- **What is asked**: Each line should be copied exactly.

Records about charts and figures
* start *
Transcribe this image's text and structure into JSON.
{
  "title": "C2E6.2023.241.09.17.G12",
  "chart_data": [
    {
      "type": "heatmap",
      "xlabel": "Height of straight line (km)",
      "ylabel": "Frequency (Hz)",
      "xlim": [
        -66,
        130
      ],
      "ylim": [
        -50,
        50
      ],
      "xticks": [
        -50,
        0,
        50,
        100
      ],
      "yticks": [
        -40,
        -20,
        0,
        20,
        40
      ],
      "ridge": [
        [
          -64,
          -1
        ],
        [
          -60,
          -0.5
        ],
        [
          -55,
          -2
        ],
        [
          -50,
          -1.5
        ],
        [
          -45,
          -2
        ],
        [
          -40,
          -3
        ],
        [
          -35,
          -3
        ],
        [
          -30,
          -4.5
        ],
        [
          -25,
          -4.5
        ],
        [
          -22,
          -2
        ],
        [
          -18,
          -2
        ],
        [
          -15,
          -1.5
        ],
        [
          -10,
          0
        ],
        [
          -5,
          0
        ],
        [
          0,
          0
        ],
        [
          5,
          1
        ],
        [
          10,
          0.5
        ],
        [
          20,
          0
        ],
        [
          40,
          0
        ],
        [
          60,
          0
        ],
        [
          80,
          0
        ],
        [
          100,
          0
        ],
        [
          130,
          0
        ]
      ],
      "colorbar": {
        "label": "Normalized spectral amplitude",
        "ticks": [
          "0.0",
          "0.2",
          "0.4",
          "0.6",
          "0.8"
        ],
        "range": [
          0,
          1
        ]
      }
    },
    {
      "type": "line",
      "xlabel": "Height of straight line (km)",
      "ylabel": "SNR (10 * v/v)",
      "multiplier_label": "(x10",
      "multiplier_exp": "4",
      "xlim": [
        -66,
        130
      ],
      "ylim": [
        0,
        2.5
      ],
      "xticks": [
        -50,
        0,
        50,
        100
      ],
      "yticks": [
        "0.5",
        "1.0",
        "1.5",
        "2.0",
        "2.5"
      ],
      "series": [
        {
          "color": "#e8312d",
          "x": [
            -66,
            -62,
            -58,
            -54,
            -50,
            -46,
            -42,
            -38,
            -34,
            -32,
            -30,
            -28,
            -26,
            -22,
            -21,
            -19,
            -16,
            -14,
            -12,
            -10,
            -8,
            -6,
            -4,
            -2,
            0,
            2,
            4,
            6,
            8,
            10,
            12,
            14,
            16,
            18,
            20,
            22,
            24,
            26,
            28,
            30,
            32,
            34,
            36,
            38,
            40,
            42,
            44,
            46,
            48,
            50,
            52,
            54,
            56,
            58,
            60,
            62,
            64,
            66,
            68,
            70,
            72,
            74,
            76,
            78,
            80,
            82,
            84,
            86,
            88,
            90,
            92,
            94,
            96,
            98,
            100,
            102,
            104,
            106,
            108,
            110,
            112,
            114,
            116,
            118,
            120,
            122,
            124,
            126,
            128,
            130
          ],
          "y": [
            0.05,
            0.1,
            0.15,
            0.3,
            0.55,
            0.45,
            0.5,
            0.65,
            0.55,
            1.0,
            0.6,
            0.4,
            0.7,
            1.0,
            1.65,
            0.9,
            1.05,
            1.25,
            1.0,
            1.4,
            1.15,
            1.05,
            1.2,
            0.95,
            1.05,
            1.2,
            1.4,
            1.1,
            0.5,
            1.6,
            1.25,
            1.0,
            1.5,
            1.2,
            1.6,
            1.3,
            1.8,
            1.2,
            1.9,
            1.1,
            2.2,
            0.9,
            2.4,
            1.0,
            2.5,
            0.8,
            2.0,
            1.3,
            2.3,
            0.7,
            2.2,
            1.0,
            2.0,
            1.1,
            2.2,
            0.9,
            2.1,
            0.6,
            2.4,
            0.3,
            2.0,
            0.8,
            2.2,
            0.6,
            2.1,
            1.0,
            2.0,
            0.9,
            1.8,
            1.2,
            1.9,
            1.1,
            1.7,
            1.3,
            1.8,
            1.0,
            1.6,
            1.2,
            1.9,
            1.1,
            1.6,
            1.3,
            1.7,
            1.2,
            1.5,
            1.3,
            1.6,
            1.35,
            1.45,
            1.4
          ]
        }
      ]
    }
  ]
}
* end *
- **Finished exercise**:
Transcribe this image's text and structure into JSON.
{
  "title": "C2E6.2023.241.09.17.G12",
  "chart_data": [
    {
      "type": "heatmap",
      "xlabel": "Height of straight line (km)",
      "ylabel": "Frequency (Hz)",
      "xlim": [
        -66,
        130
      ],
      "ylim": [
        -50,
        50
      ],
      "xticks": [
        -50,
        0,
        50,
        100
      ],
      "yticks": [
        -40,
        -20,
        0,
        20,
        40
      ],
      "ridge": [
        [
          -64,
          -1
        ],
        [
          -60,
          -0.5
        ],
        [
          -55,
          -2
        ],
        [
          -50,
          -1.5
        ],
        [
          -45,
          -2
        ],
        [
          -40,
          -3
        ],
        [
          -35,
          -3
        ],
        [
          -30,
          -4.5
        ],
        [
          -25,
          -4.5
        ],
        [
          -22,
          -2
        ],
        [
          -18,
          -2
        ],
        [
          -15,
          -1.5
        ],
        [
          -10,
          0
        ],
        [
          -5,
          0
        ],
        [
          0,
          0
        ],
        [
          5,
          1
        ],
        [
          10,
          0.5
        ],
        [
          20,
          0
        ],
        [
          40,
          0
        ],
        [
          60,
          0
        ],
        [
          80,
          0
        ],
        [
          100,
          0
        ],
        [
          130,
          0
        ]
      ],
      "colorbar": {
        "label": "Normalized spectral amplitude",
        "ticks": [
          "0.0",
          "0.2",
          "0.4",
          "0.6",
          "0.8"
        ],
        "range": [
          0,
          1
        ]
      }
    },
    {
      "type": "line",
      "xlabel": "Height of straight line (km)",
      "ylabel": "SNR (10 * v/v)",
      "multiplier_label": "(x10",
      "multiplier_exp": "4",
      "xlim": [
        -66,
        130
      ],
      "ylim": [
        0,
        2.5
      ],
      "xticks": [
        -50,
        0,
        50,
        100
      ],
      "yticks": [
        "0.5",
        "1.0",
        "1.5",
        "2.0",
        "2.5"
      ],
      "series": [
        {
          "color": "#e8312d",
          "x": [
            -66,
            -62,
            -58,
            -54,
            -50,
            -46,
            -42,
            -38,
            -34,
            -32,
            -30,
            -28,
            -26,
            -22,
            -21,
            -19,
            -16,
            -14,
            -12,
            -10,
            -8,
            -6,
            -4,
            -2,
            0,
            2,
            4,
            6,
            8,
            10,
            12,
            14,
            16,
            18,
            20,
            22,
            24,
            26,
            28,
            30,
            32,
            34,
            36,
            38,
            40,
            42,
            44,
            46,
            48,
            50,
            52,
            54,
            56,
            58,
            60,
            62,
            64,
            66,
            68,
            70,
            72,
            74,
            76,
            78,
            80,
            82,
            84,
            86,
            88,
            90,
            92,
            94,
            96,
            98,
            100,
            102,
            104,
            106,
            108,
            110,
            112,
            114,
            116,
            118,
            120,
            122,
            124,
            126,
            128,
            130
          ],
          "y": [
            0.05,
            0.1,
            0.15,
            0.3,
            0.55,
            0.45,
            0.5,
            0.65,
            0.55,
            1.0,
            0.6,
            0.4,
            0.7,
            1.0,
            1.65,
            0.9,
            1.05,
            1.25,
            1.0,
            1.4,
            1.15,
            1.05,
            1.2,
            0.95,
            1.05,
            1.2,
            1.4,
            1.1,
            0.5,
            1.6,
            1.25,
            1.0,
            1.5,
            1.2,
            1.6,
            1.3,
            1.8,
            1.2,
            1.9,
            1.1,
            2.2,
            0.9,
            2.4,
            1.0,
            2.5,
            0.8,
            2.0,
            1.3,
            2.3,
            0.7,
            2.2,
            1.0,
            2.0,
            1.1,
            2.2,
            0.9,
            2.1,
            0.6,
            2.4,
            0.3,
            2.0,
            0.8,
            2.2,
            0.6,
            2.1,
            1.0,
            2.0,
            0.9,
            1.8,
            1.2,
            1.9,
            1.1,
            1.7,
            1.3,
            1.8,
            1.0,
            1.6,
            1.2,
            1.9,
            1.1,
            1.6,
            1.3,
            1.7,
            1.2,
            1.5,
            1.3,
            1.6,
            1.35,
            1.45,
            1.4
          ]
        }
      ]
    }
  ]
}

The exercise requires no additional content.